* Written problem: Gather all lines in the entries that include the word "left".

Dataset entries
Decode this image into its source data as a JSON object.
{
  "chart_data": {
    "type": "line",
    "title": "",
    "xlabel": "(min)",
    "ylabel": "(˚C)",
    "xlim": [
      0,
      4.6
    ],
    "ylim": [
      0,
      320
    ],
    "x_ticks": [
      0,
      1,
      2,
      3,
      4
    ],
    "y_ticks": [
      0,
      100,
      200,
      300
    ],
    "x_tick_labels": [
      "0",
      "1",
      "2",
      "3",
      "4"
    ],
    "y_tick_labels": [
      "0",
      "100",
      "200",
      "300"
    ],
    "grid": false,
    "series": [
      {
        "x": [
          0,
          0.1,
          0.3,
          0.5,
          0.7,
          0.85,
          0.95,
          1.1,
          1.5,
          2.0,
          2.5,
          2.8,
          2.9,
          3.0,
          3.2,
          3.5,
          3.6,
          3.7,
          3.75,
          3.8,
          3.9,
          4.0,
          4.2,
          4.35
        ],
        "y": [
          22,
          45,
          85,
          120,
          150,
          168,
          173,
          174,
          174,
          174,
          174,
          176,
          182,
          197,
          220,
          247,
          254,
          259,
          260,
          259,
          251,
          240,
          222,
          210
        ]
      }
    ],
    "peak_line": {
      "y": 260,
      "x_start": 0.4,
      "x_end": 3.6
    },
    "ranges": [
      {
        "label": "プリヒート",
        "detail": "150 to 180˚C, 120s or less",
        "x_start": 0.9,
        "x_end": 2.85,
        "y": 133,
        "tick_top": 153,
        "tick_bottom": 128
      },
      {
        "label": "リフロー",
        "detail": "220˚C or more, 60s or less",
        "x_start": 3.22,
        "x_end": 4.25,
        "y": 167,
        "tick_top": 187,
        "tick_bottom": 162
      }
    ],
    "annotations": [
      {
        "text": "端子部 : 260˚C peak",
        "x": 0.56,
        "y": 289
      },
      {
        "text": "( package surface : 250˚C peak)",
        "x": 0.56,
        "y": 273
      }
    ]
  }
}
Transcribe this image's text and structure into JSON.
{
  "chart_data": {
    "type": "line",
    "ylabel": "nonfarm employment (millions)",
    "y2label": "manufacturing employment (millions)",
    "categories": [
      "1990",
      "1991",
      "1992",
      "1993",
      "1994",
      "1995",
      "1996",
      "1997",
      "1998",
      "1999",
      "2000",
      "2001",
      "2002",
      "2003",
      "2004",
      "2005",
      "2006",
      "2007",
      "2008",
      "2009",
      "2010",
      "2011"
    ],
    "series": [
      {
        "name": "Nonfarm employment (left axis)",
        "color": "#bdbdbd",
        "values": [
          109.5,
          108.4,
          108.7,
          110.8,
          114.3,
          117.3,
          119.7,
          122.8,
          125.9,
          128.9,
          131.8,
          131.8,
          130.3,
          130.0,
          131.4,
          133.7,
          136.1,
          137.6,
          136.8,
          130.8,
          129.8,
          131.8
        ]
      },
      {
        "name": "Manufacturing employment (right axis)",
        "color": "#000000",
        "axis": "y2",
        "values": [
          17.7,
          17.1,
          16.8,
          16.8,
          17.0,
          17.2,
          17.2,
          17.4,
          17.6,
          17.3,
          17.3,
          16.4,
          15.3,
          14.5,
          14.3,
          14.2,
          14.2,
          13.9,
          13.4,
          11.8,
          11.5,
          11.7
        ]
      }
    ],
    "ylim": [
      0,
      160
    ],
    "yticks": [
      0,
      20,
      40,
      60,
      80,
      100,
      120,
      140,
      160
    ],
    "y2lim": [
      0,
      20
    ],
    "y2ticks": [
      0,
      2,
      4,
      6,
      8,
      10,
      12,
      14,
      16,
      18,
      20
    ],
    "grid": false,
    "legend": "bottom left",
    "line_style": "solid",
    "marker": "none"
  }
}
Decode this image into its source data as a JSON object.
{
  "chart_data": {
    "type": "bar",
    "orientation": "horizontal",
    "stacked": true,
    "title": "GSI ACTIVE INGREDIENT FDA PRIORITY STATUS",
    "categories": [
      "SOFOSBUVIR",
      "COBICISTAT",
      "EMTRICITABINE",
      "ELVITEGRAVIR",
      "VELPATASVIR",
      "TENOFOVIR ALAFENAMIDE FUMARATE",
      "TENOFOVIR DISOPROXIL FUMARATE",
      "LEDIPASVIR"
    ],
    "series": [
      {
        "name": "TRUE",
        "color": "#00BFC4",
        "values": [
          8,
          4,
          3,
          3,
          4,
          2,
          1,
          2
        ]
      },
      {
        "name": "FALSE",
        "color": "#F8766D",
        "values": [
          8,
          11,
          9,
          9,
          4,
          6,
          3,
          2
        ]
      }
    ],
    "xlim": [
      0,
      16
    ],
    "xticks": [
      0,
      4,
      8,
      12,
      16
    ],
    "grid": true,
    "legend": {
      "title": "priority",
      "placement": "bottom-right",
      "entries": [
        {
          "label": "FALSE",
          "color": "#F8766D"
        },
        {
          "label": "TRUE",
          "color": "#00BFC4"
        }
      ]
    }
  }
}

* Answer to this problem:
        "name": "Nonfarm employment (left axis)",
    "legend": "bottom left",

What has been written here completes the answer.